**PROBLEM**.
The entries below need to be written out exactly, with no pictures included.

**EXTRACTED INFORMATION**.

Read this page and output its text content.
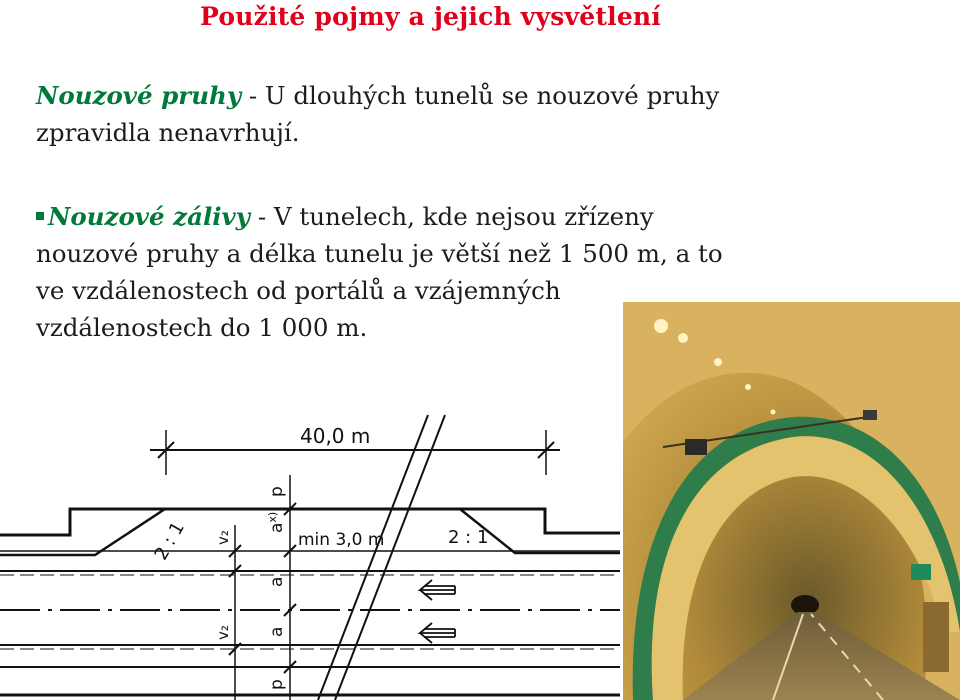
Použité pojmy a jejich vysvětlení
Nouzové pruhy - U dlouhých tunelů se nouzové pruhy
zpravidla nenavrhují.
Nouzové zálivy - V tunelech, kde nejsou zřízeny
nouzové pruhy a délka tunelu je větší než 1 500 m, a to
ve vzdálenostech od portálů a vzájemných
vzdálenostech do 1 000 m.
40,0 m
min 3,0 m
2 : 1	2 : 1
p
$a^{x)}$
a
a
p
v₂
v₂
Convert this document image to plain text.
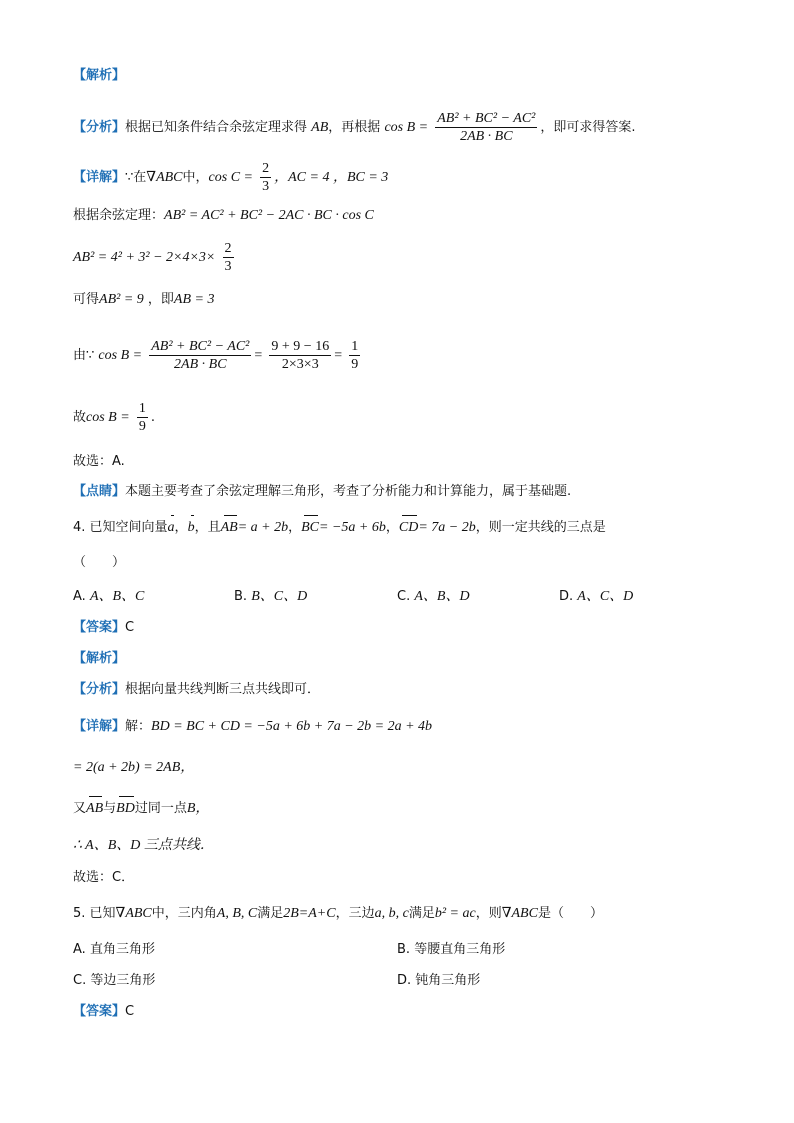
【解析】
【分析】根据已知条件结合余弦定理求得 AB，再根据 $\cos B = \frac{\text{AB² + BC² − AC²}}{2AB \cdot BC}$ ，即可求得答案.
【详解】∵在∇ABC中，$\cos C = \frac{2}{3}$ ，AC = 4 ，BC = 3
根据余弦定理：AB² = AC² + BC² − 2AC · BC · cos C
$AB^2 = 4^2 + 3^2 - 2\times 4\times 3\times \frac{2}{3}$
可得AB² = 9 ，即AB = 3
由∵ $\cos B = \frac{\text{AB² + BC² − AC²}}{2AB \cdot BC} = \frac{9 + 9 - 16}{2\times 3\times 3} = \frac{1}{9}$
故$\cos B = \frac{1}{9}$ .
故选：A.
【点睛】本题主要考查了余弦定理解三角形，考查了分析能力和计算能力，属于基础题.
4. 已知空间向量a，b，且AB= a + 2b，BC= −5a + 6b，CD= 7a − 2b，则一定共线的三点是
（　　）
A. A、B、C	B. B、C、D	C. A、B、D	D. A、C、D
【答案】C
【解析】
【分析】根据向量共线判断三点共线即可．
【详解】解：BD = BC + CD = −5a + 6b + 7a − 2b = 2a + 4b
= 2(a + 2b) = 2AB，
又AB与BD过同一点B，
∴ A、B、D 三点共线．
故选：C．
5. 已知∇ABC中，三内角A, B, C满足2B=A+C，三边a, b, c满足b² = ac，则∇ABC是（　　）
A. 直角三角形	B. 等腰直角三角形
C. 等边三角形	D. 钝角三角形
【答案】C
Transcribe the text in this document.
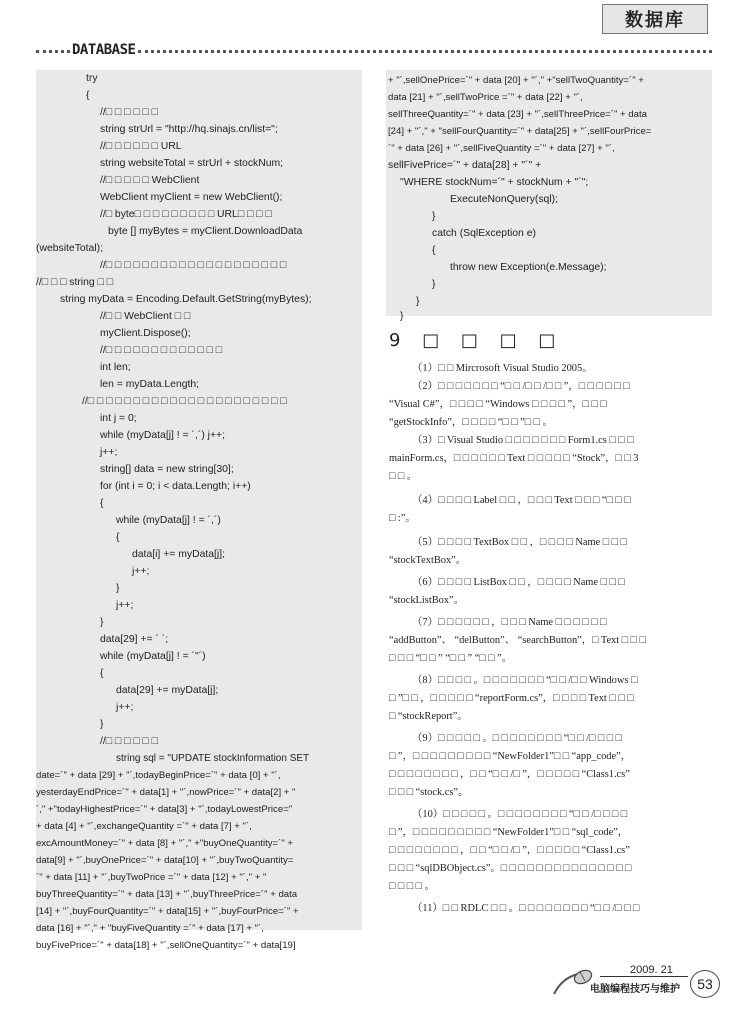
数据库
DATABASE
try
{
//□ □ □ □ □ □
string strUrl = "http://hq.sinajs.cn/list=";
//□ □ □ □ □ □ URL
string websiteTotal = strUrl + stockNum;
//□ □ □ □ □ WebClient
WebClient myClient = new WebClient();
//□ byte□ □ □ □ □ □ □ □ □ URL□ □ □ □
byte [] myBytes = myClient.DownloadData
(websiteTotal);
//□ □ □ □ □ □ □ □ □ □ □ □ □ □ □ □ □ □ □ □
//□ □ □ string □ □
string myData = Encoding.Default.GetString(myBytes);
//□ □ WebClient □ □
myClient.Dispose();
//□ □ □ □ □ □ □ □ □ □ □ □ □
int len;
len = myData.Length;
//□ □ □ □ □ □ □ □ □ □ □ □ □ □ □ □ □ □ □ □ □ □
int j = 0;
while (myData[j] ! = ´,´) j++;
j++;
string[] data = new string[30];
for (int i = 0; i < data.Length; i++)
{
while (myData[j] ! = ´,´)
{
data[i] += myData[j];
j++;
}
j++;
}
data[29] += ´ ´;
while (myData[j] ! = ´"´)
{
data[29] += myData[j];
j++;
}
//□ □ □ □ □ □
string sql = "UPDATE stockInformation SET
date=´" + data [29] + "´,todayBeginPrice=´" + data [0] + "´,
yesterdayEndPrice=´" + data[1] + "´,nowPrice=´" + data[2] + "
´," +"todayHighestPrice=´" + data[3] + "´,todayLowestPrice="
+ data [4] + "´,exchangeQuantity =´" + data [7] + "´,
excAmountMoney=´" + data [8] + "´," +"buyOneQuantity=´" +
data[9] + "´,buyOnePrice=´" + data[10] + "´,buyTwoQuantity=
´" + data [11] + "´,buyTwoPrice =´" + data [12] + "´," + "
buyThreeQuantity=´" + data [13] + "´,buyThreePrice=´" + data
[14] + "´,buyFourQuantity=´" + data[15] + "´,buyFourPrice=´" +
data [16] + "´," + "buyFiveQuantity =´" + data [17] + "´,
buyFivePrice=´" + data[18] + "´,sellOneQuantity=´" + data[19]
+ "´,sellOnePrice=´" + data [20] + "´," +"sellTwoQuantity=´" +
data [21] + "´,sellTwoPrice =´" + data [22] + "´,
sellThreeQuantity=´" + data [23] + "´,sellThreePrice=´" + data
[24] + "´," + "sellFourQuantity=´" + data[25] + "´,sellFourPrice=
´" + data [26] + "´,sellFiveQuantity =´" + data [27] + "´,
sellFivePrice=´" + data[28] + "´" +
"WHERE stockNum=´" + stockNum + "´";
ExecuteNonQuery(sql);
}
catch (SqlException e)
{
throw new Exception(e.Message);
}
}
}
9 □ □ □ □
（1）□ □ Mircrosoft Visual Studio 2005。
（2）□ □ □ □ □ □ □ “□ □ /□ □ /□ □ ”，□ □ □ □ □ □
“Visual C#”，□ □ □ □ “Windows □ □ □ □ ”，□ □ □
“getStockInfo”，□ □ □ □ “□ □ ”□ □ 。
（3）□ Visual Studio □ □ □ □ □ □ □ Form1.cs □ □ □
mainForm.cs，□ □ □ □ □ □ Text □ □ □ □ □ “Stock”，□ □ 3
□ □ 。
（4）□ □ □ □ Label □ □ ，□ □ □ Text □ □ □ “□ □ □
□ :”。
（5）□ □ □ □ TextBox □ □ ，□ □ □ □ Name □ □ □
“stockTextBox”。
（6）□ □ □ □ ListBox □ □ ，□ □ □ □ Name □ □ □
“stockListBox”。
（7）□ □ □ □ □ □ ，□ □ □ Name □ □ □ □ □ □
“addButton”、 “delButton”、 “searchButton”，□ Text □ □ □
□ □ □ “□ □ ” “□ □ ” “□ □ ”。
（8）□ □ □ □ 。□ □ □ □ □ □ □ “□ □ /□ □ Windows □
□ ”□ □ ，□ □ □ □ □ “reportForm.cs”，□ □ □ □ Text □ □ □
□ “stockReport”。
（9）□ □ □ □ □ 。□ □ □ □ □ □ □ □ “□ □ /□ □ □ □
□ ”，□ □ □ □ □ □ □ □ □ “NewFolder1”□ □ “app_code”，
□ □ □ □ □ □ □ □ ，□ □ “□ □ /□ ”，□ □ □ □ □ “Class1.cs”
□ □ □ “stock.cs”。
（10）□ □ □ □ □ 。□ □ □ □ □ □ □ □ “□ □ /□ □ □ □
□ ”，□ □ □ □ □ □ □ □ □ “NewFolder1”□ □ “sql_code”，
□ □ □ □ □ □ □ □ ，□ □ “□ □ /□ ”，□ □ □ □ □ “Class1.cs”
□ □ □ “sqlDBObject.cs”。□ □ □ □ □ □ □ □ □ □ □ □ □ □ □
□ □ □ □ 。
（11）□ □ RDLC □ □ 。□ □ □ □ □ □ □ □ “□ □ /□ □ □
2009. 21
电脑编程技巧与维护	53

**TASK RESULT**.
Read this page and output its text content.
Použité pojmy a jejich vysvětlení
Nouzové pruhy - U dlouhých tunelů se nouzové pruhy
zpravidla nenavrhují.
Nouzové zálivy - V tunelech, kde nejsou zřízeny
nouzové pruhy a délka tunelu je větší než 1 500 m, a to
ve vzdálenostech od portálů a vzájemných
vzdálenostech do 1 000 m.
40,0 m
min 3,0 m
2 : 1	2 : 1
p
$a^{x)}$
a
a
p
v₂
v₂
Convert this document image to plain text.
【解析】
【分析】根据已知条件结合余弦定理求得 AB，再根据 $\cos B = \frac{\text{AB² + BC² − AC²}}{2AB \cdot BC}$ ，即可求得答案.
【详解】∵在∇ABC中，$\cos C = \frac{2}{3}$ ，AC = 4 ，BC = 3
根据余弦定理：AB² = AC² + BC² − 2AC · BC · cos C
$AB^2 = 4^2 + 3^2 - 2\times 4\times 3\times \frac{2}{3}$
可得AB² = 9 ，即AB = 3
由∵ $\cos B = \frac{\text{AB² + BC² − AC²}}{2AB \cdot BC} = \frac{9 + 9 - 16}{2\times 3\times 3} = \frac{1}{9}$
故$\cos B = \frac{1}{9}$ .
故选：A.
【点睛】本题主要考查了余弦定理解三角形，考查了分析能力和计算能力，属于基础题.
4. 已知空间向量a，b，且AB= a + 2b，BC= −5a + 6b，CD= 7a − 2b，则一定共线的三点是
（　　）
A. A、B、C	B. B、C、D	C. A、B、D	D. A、C、D
【答案】C
【解析】
【分析】根据向量共线判断三点共线即可．
【详解】解：BD = BC + CD = −5a + 6b + 7a − 2b = 2a + 4b
= 2(a + 2b) = 2AB，
又AB与BD过同一点B，
∴ A、B、D 三点共线．
故选：C．
5. 已知∇ABC中，三内角A, B, C满足2B=A+C，三边a, b, c满足b² = ac，则∇ABC是（　　）
A. 直角三角形	B. 等腰直角三角形
C. 等边三角形	D. 钝角三角形
【答案】C
Transcribe the text in this document.
数据库
DATABASE
try
{
//□ □ □ □ □ □
string strUrl = "http://hq.sinajs.cn/list=";
//□ □ □ □ □ □ URL
string websiteTotal = strUrl + stockNum;
//□ □ □ □ □ WebClient
WebClient myClient = new WebClient();
//□ byte□ □ □ □ □ □ □ □ □ URL□ □ □ □
byte [] myBytes = myClient.DownloadData
(websiteTotal);
//□ □ □ □ □ □ □ □ □ □ □ □ □ □ □ □ □ □ □ □
//□ □ □ string □ □
string myData = Encoding.Default.GetString(myBytes);
//□ □ WebClient □ □
myClient.Dispose();
//□ □ □ □ □ □ □ □ □ □ □ □ □
int len;
len = myData.Length;
//□ □ □ □ □ □ □ □ □ □ □ □ □ □ □ □ □ □ □ □ □ □
int j = 0;
while (myData[j] ! = ´,´) j++;
j++;
string[] data = new string[30];
for (int i = 0; i < data.Length; i++)
{
while (myData[j] ! = ´,´)
{
data[i] += myData[j];
j++;
}
j++;
}
data[29] += ´ ´;
while (myData[j] ! = ´"´)
{
data[29] += myData[j];
j++;
}
//□ □ □ □ □ □
string sql = "UPDATE stockInformation SET
date=´" + data [29] + "´,todayBeginPrice=´" + data [0] + "´,
yesterdayEndPrice=´" + data[1] + "´,nowPrice=´" + data[2] + "
´," +"todayHighestPrice=´" + data[3] + "´,todayLowestPrice="
+ data [4] + "´,exchangeQuantity =´" + data [7] + "´,
excAmountMoney=´" + data [8] + "´," +"buyOneQuantity=´" +
data[9] + "´,buyOnePrice=´" + data[10] + "´,buyTwoQuantity=
´" + data [11] + "´,buyTwoPrice =´" + data [12] + "´," + "
buyThreeQuantity=´" + data [13] + "´,buyThreePrice=´" + data
[14] + "´,buyFourQuantity=´" + data[15] + "´,buyFourPrice=´" +
data [16] + "´," + "buyFiveQuantity =´" + data [17] + "´,
buyFivePrice=´" + data[18] + "´,sellOneQuantity=´" + data[19]
+ "´,sellOnePrice=´" + data [20] + "´," +"sellTwoQuantity=´" +
data [21] + "´,sellTwoPrice =´" + data [22] + "´,
sellThreeQuantity=´" + data [23] + "´,sellThreePrice=´" + data
[24] + "´," + "sellFourQuantity=´" + data[25] + "´,sellFourPrice=
´" + data [26] + "´,sellFiveQuantity =´" + data [27] + "´,
sellFivePrice=´" + data[28] + "´" +
"WHERE stockNum=´" + stockNum + "´";
ExecuteNonQuery(sql);
}
catch (SqlException e)
{
throw new Exception(e.Message);
}
}
}
9 □ □ □ □
（1）□ □ Mircrosoft Visual Studio 2005。
（2）□ □ □ □ □ □ □ “□ □ /□ □ /□ □ ”，□ □ □ □ □ □
“Visual C#”，□ □ □ □ “Windows □ □ □ □ ”，□ □ □
“getStockInfo”，□ □ □ □ “□ □ ”□ □ 。
（3）□ Visual Studio □ □ □ □ □ □ □ Form1.cs □ □ □
mainForm.cs，□ □ □ □ □ □ Text □ □ □ □ □ “Stock”，□ □ 3
□ □ 。
（4）□ □ □ □ Label □ □ ，□ □ □ Text □ □ □ “□ □ □
□ :”。
（5）□ □ □ □ TextBox □ □ ，□ □ □ □ Name □ □ □
“stockTextBox”。
（6）□ □ □ □ ListBox □ □ ，□ □ □ □ Name □ □ □
“stockListBox”。
（7）□ □ □ □ □ □ ，□ □ □ Name □ □ □ □ □ □
“addButton”、 “delButton”、 “searchButton”，□ Text □ □ □
□ □ □ “□ □ ” “□ □ ” “□ □ ”。
（8）□ □ □ □ 。□ □ □ □ □ □ □ “□ □ /□ □ Windows □
□ ”□ □ ，□ □ □ □ □ “reportForm.cs”，□ □ □ □ Text □ □ □
□ “stockReport”。
（9）□ □ □ □ □ 。□ □ □ □ □ □ □ □ “□ □ /□ □ □ □
□ ”，□ □ □ □ □ □ □ □ □ “NewFolder1”□ □ “app_code”，
□ □ □ □ □ □ □ □ ，□ □ “□ □ /□ ”，□ □ □ □ □ “Class1.cs”
□ □ □ “stock.cs”。
（10）□ □ □ □ □ 。□ □ □ □ □ □ □ □ “□ □ /□ □ □ □
□ ”，□ □ □ □ □ □ □ □ □ “NewFolder1”□ □ “sql_code”，
□ □ □ □ □ □ □ □ ，□ □ “□ □ /□ ”，□ □ □ □ □ “Class1.cs”
□ □ □ “sqlDBObject.cs”。□ □ □ □ □ □ □ □ □ □ □ □ □ □ □
□ □ □ □ 。
（11）□ □ RDLC □ □ 。□ □ □ □ □ □ □ □ “□ □ /□ □ □
2009. 21
电脑编程技巧与维护	53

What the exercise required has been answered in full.